◆ **TO DO**
Report every line from the material that contains the word "ARFIMA".

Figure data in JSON
• • • • •

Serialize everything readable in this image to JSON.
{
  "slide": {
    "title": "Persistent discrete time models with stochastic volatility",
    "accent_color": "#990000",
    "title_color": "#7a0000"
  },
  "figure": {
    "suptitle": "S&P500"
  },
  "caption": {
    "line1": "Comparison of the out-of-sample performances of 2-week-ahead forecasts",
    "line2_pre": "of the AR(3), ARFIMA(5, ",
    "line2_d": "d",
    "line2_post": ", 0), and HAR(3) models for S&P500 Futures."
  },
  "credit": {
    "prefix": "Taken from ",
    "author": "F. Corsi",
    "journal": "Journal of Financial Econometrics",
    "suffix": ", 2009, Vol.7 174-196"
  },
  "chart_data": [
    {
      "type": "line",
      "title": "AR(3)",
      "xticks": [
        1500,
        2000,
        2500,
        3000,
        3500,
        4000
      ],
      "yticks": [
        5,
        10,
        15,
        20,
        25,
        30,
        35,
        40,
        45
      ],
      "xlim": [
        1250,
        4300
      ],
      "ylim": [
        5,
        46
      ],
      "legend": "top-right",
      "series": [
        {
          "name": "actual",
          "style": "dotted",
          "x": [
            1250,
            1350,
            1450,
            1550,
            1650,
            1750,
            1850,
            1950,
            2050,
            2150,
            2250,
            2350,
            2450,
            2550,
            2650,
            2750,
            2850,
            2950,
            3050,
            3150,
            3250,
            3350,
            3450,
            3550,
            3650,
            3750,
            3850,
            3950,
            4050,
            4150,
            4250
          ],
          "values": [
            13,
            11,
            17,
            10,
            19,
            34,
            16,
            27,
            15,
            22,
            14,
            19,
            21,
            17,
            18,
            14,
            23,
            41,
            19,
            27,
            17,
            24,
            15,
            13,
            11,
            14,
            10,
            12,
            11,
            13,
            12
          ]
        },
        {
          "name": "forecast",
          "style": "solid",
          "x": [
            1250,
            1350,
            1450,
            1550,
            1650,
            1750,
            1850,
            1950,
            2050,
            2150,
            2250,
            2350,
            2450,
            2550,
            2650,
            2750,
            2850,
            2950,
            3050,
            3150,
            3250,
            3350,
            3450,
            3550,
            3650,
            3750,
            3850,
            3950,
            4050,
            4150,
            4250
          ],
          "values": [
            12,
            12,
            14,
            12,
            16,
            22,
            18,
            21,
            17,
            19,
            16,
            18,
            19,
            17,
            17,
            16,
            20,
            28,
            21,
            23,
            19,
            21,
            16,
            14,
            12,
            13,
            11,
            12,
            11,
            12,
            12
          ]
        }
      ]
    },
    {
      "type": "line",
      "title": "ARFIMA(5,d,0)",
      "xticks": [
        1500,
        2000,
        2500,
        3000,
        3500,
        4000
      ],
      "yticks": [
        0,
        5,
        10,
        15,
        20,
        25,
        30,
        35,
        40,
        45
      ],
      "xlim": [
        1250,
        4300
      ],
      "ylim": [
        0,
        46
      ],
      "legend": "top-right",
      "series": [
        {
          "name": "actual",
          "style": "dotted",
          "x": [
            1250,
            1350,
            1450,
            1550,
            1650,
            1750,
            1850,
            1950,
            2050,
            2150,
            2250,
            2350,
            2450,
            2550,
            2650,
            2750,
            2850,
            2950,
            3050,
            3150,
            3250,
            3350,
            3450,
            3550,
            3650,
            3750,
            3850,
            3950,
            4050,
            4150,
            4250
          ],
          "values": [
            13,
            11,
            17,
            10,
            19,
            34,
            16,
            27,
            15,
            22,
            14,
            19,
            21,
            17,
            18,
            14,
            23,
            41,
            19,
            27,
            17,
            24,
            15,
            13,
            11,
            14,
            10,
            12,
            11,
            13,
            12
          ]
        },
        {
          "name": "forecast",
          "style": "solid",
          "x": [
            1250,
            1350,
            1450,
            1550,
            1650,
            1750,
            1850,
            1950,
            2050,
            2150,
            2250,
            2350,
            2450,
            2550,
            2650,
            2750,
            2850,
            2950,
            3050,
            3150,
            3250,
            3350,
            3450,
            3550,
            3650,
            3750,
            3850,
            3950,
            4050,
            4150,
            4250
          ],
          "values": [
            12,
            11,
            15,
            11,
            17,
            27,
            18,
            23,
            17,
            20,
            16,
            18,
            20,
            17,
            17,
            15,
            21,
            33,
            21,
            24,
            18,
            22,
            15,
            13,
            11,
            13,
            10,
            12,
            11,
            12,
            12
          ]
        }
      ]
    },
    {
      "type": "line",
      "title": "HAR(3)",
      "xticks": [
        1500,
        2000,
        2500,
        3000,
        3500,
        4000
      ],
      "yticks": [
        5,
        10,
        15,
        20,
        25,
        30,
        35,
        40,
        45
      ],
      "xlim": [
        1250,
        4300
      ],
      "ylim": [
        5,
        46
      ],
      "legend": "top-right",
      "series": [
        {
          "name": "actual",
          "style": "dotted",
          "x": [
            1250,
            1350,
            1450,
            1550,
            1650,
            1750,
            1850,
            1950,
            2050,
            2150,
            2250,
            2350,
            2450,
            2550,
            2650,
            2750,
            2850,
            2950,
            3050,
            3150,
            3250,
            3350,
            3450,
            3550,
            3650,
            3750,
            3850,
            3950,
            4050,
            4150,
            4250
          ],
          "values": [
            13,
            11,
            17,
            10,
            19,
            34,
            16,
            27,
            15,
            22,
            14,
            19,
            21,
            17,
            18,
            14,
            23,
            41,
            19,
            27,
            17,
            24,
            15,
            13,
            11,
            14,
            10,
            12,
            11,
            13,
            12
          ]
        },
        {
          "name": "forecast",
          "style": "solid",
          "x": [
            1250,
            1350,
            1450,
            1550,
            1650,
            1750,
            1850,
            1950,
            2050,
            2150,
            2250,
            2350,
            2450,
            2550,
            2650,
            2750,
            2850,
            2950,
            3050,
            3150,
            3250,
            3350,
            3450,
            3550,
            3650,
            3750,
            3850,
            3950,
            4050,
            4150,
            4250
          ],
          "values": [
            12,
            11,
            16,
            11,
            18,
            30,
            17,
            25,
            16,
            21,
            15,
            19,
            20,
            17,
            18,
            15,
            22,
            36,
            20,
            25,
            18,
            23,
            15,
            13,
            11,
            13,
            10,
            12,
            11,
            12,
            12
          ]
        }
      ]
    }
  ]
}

• • • • •

◆ **RIGHT ANSWER**
    "line2_pre": "of the AR(3), ARFIMA(5, ",
      "title": "ARFIMA(5,d,0)",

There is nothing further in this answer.